▶ **WHAT TO DO**: Copy out the lines that have "Journal" in them.

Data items
# # # # #
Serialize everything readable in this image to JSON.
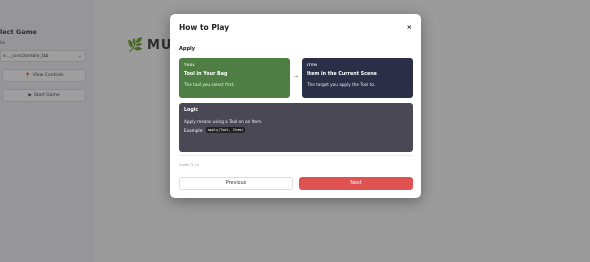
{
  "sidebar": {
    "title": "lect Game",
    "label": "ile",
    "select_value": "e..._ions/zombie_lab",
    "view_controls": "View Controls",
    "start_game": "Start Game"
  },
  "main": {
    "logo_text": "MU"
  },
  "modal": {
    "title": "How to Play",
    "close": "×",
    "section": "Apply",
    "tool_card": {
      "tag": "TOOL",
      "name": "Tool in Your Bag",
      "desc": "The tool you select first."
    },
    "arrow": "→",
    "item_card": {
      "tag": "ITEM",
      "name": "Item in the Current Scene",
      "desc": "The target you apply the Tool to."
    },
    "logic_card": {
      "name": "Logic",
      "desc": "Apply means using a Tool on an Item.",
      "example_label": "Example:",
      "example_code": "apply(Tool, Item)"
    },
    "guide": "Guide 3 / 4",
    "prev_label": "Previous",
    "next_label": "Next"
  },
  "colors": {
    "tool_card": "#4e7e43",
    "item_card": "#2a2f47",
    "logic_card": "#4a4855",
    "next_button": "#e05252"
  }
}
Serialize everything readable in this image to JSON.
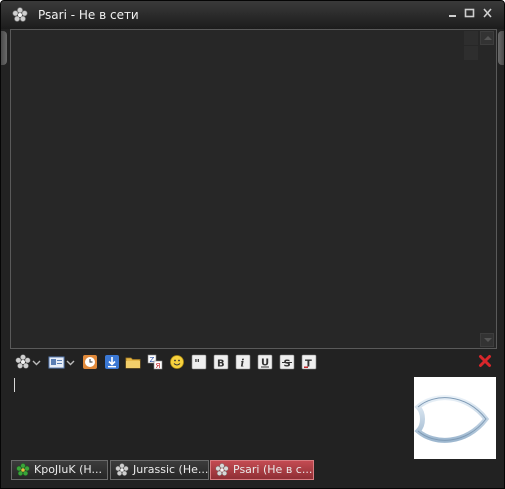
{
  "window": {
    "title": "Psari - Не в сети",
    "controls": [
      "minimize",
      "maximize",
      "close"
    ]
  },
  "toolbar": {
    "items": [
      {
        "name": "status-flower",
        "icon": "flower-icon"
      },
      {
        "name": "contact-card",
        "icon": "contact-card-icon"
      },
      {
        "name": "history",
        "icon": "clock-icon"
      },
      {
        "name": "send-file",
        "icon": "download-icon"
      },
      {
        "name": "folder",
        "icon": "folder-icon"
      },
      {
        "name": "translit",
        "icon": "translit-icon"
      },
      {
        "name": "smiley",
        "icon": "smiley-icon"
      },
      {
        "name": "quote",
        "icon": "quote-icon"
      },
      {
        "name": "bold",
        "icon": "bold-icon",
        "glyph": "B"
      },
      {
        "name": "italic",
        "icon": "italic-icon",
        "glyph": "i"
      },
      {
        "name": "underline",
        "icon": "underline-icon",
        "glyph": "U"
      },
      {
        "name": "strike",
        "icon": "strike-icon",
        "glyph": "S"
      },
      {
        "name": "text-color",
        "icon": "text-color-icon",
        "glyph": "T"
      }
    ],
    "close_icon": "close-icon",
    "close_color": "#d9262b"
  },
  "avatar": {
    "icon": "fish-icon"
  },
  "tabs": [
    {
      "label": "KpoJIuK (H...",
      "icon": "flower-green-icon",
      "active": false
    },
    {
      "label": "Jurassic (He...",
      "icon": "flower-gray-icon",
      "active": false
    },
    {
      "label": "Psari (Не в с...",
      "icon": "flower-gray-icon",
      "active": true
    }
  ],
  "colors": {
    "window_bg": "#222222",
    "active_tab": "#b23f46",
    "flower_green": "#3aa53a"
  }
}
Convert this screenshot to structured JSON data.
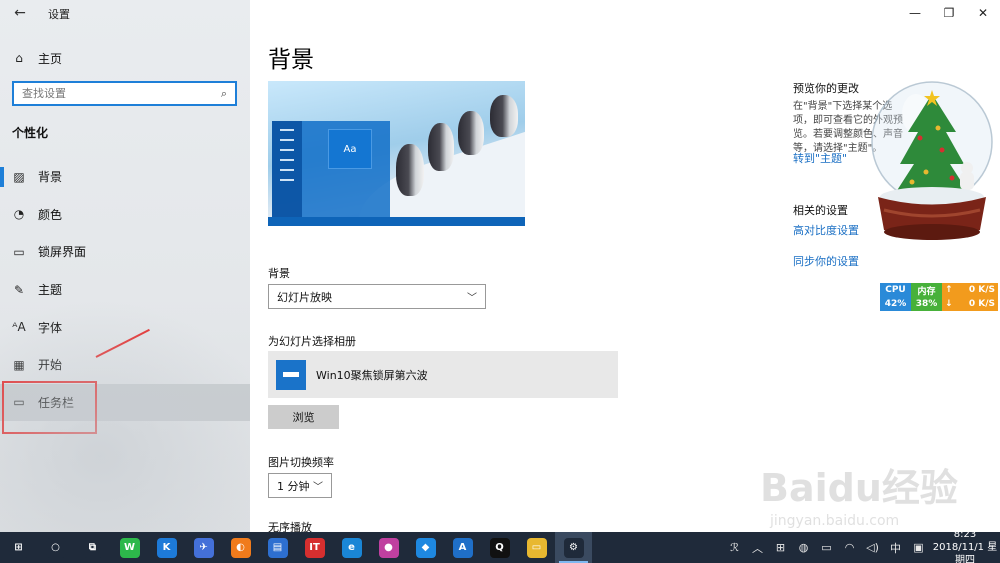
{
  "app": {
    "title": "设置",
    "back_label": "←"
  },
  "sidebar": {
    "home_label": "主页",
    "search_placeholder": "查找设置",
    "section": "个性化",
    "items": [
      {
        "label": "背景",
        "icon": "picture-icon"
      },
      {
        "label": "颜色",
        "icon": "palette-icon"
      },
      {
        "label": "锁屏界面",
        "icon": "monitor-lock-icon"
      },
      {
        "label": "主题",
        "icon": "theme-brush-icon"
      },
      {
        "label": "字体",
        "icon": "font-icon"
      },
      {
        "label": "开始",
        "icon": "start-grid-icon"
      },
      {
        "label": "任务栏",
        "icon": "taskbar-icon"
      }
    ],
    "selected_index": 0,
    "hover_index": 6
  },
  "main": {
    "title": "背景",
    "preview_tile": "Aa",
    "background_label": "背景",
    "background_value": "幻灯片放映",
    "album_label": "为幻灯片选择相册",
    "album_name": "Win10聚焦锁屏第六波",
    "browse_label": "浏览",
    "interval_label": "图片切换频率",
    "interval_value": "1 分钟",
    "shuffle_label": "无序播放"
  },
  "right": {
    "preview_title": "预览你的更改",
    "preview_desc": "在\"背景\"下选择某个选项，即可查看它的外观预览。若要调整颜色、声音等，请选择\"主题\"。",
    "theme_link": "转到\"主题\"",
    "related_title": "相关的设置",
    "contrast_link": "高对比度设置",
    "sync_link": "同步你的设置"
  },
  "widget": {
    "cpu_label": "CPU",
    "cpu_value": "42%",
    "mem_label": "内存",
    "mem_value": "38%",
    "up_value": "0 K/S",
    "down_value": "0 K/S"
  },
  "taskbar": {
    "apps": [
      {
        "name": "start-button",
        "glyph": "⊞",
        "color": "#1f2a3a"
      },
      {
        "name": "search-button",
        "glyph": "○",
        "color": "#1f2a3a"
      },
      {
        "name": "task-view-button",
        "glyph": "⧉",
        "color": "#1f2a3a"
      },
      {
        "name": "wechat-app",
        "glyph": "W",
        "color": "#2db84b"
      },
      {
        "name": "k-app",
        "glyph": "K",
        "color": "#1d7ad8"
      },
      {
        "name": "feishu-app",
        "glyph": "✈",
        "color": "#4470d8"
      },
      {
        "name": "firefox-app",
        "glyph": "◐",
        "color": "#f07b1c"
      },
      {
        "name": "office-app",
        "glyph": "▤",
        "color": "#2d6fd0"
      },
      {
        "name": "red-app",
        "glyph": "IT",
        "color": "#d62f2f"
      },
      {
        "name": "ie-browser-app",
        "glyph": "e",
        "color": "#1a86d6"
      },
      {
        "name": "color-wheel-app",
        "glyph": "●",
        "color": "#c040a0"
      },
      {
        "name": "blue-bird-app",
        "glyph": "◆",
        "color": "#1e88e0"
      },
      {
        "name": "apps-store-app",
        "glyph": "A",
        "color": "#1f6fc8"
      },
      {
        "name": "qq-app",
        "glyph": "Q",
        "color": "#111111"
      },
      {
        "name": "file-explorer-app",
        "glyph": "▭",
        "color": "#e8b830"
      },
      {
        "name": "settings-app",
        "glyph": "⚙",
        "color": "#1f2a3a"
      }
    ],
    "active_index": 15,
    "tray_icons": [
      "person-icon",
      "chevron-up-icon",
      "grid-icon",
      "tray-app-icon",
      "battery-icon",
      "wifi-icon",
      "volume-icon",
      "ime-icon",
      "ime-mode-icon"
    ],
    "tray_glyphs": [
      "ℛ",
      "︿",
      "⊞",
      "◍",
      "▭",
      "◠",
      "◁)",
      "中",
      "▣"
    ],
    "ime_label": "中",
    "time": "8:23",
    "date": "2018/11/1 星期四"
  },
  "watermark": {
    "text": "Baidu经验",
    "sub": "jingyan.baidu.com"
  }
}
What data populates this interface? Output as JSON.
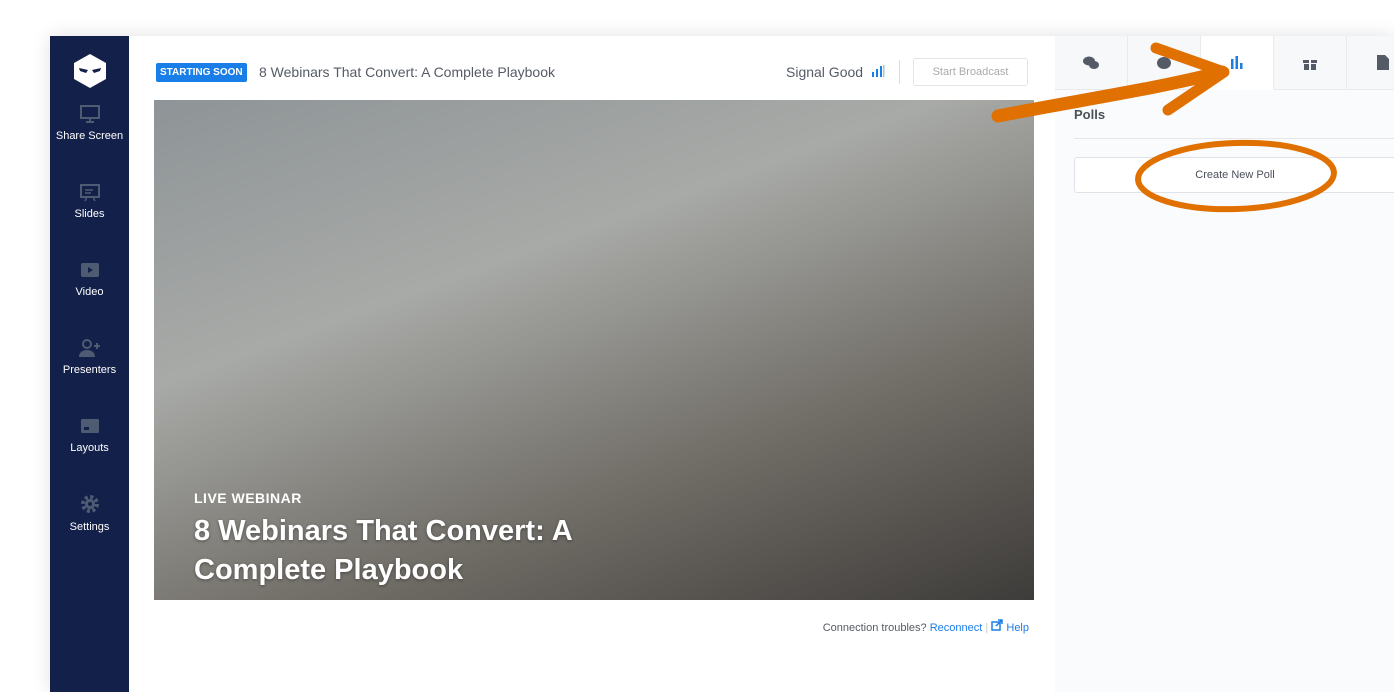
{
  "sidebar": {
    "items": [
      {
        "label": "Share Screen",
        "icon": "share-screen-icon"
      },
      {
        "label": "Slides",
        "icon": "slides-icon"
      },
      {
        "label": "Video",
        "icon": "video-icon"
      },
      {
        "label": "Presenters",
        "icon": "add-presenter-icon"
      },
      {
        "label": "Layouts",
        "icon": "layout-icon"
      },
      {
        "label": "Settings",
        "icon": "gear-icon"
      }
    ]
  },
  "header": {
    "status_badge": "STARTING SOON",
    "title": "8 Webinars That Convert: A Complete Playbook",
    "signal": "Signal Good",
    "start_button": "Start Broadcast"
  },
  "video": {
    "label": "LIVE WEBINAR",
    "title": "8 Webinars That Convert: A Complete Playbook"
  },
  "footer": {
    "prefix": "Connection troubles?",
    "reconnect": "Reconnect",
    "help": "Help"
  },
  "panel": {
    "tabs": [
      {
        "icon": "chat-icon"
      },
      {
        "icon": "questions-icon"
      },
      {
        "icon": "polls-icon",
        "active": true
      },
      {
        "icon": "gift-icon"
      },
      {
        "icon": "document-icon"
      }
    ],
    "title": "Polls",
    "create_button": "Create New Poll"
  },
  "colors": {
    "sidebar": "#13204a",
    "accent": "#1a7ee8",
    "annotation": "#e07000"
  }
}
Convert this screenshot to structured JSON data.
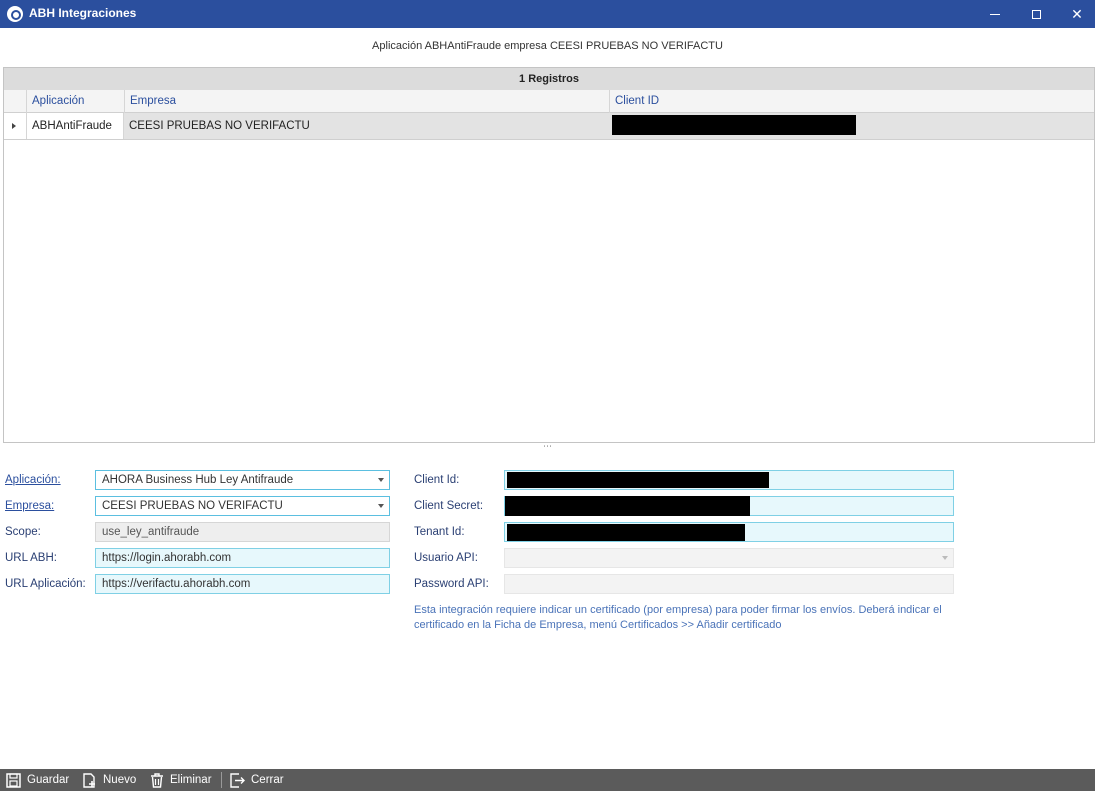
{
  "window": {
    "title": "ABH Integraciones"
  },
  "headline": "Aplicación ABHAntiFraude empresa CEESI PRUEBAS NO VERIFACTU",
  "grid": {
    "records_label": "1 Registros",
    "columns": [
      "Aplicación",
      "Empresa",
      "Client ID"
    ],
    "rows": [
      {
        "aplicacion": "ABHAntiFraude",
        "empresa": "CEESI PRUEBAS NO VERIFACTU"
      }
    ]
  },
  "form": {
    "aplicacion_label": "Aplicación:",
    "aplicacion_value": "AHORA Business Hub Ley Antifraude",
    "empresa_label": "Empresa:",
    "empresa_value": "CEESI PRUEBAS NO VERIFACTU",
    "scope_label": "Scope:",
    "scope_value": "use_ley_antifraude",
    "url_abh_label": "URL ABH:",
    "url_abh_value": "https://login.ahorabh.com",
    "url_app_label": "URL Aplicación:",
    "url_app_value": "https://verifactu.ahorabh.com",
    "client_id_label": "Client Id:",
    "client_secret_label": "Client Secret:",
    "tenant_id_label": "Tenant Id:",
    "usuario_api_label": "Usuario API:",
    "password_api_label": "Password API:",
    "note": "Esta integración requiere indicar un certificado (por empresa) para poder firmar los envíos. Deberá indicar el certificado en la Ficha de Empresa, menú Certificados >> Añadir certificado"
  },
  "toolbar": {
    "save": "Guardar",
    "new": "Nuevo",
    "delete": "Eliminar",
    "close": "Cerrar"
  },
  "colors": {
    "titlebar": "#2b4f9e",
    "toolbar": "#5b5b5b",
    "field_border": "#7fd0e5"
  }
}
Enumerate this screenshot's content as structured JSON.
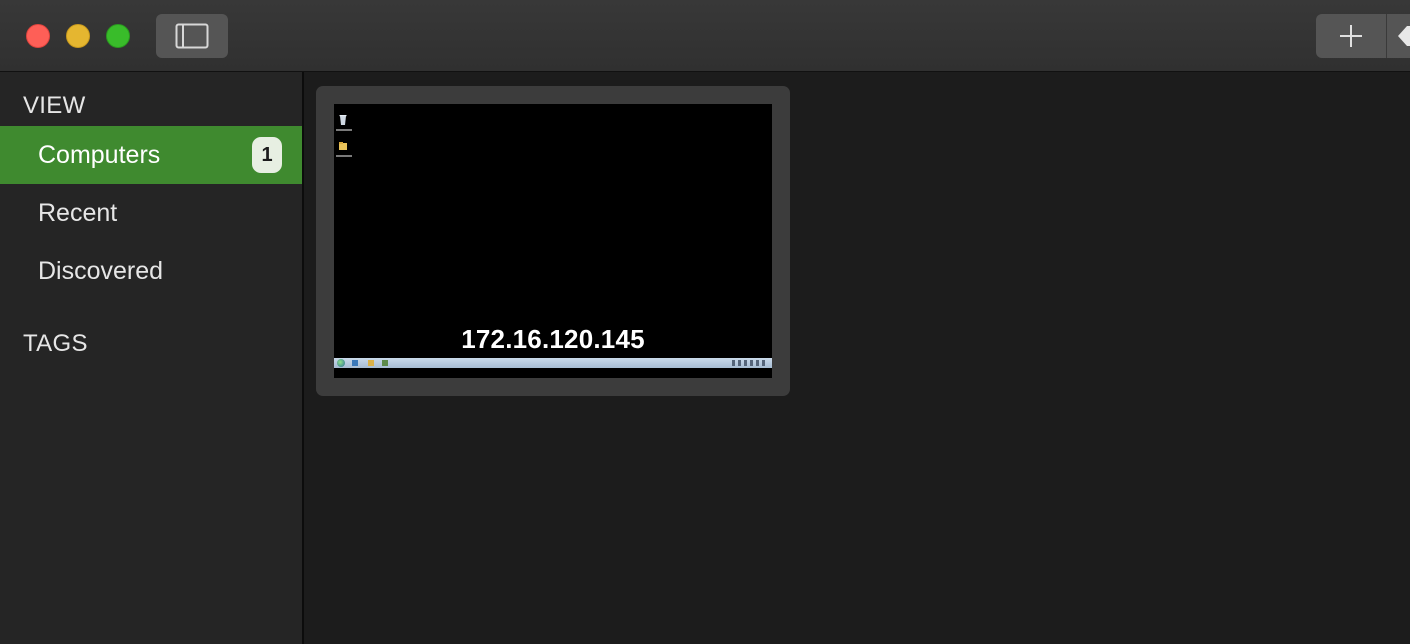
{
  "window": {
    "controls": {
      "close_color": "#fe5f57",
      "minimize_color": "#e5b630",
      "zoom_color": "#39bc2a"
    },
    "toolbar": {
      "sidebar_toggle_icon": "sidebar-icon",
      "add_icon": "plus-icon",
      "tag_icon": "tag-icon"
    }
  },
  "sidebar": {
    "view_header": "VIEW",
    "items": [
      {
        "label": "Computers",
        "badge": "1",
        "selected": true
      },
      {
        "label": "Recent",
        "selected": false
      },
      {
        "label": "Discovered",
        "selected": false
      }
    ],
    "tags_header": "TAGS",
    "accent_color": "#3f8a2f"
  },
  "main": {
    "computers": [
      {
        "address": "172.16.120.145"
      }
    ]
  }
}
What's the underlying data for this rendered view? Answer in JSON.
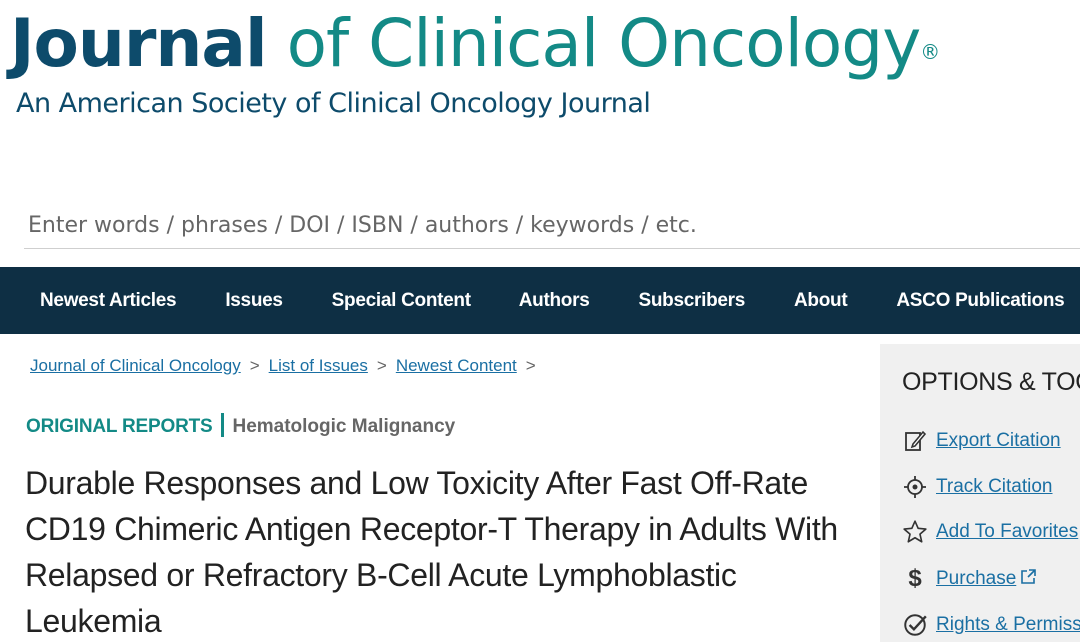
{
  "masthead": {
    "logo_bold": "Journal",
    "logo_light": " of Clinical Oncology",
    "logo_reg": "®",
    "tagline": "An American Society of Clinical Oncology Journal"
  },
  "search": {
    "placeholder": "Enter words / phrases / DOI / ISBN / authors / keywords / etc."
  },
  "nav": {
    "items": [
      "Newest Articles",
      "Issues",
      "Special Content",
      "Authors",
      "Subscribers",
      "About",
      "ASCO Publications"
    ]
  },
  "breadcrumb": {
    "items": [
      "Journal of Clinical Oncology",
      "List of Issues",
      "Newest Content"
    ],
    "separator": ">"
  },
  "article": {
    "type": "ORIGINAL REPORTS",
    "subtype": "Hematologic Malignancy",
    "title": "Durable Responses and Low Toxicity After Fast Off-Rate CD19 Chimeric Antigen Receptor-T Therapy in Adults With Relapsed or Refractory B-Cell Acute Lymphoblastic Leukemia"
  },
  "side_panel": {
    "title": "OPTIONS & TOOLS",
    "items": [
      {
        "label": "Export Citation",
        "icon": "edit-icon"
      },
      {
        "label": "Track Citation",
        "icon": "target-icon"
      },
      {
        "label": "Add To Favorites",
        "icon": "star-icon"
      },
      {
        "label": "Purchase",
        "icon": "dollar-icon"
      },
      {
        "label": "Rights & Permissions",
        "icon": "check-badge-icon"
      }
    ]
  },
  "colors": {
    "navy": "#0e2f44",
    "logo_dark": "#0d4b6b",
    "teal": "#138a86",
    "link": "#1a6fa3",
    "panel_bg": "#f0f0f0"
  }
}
# # # # #
▶ **SOLVED PROBLEM**:
    "logo_bold": "Journal",
    "tagline": "An American Society of Clinical Oncology Journal"
      "Journal of Clinical Oncology",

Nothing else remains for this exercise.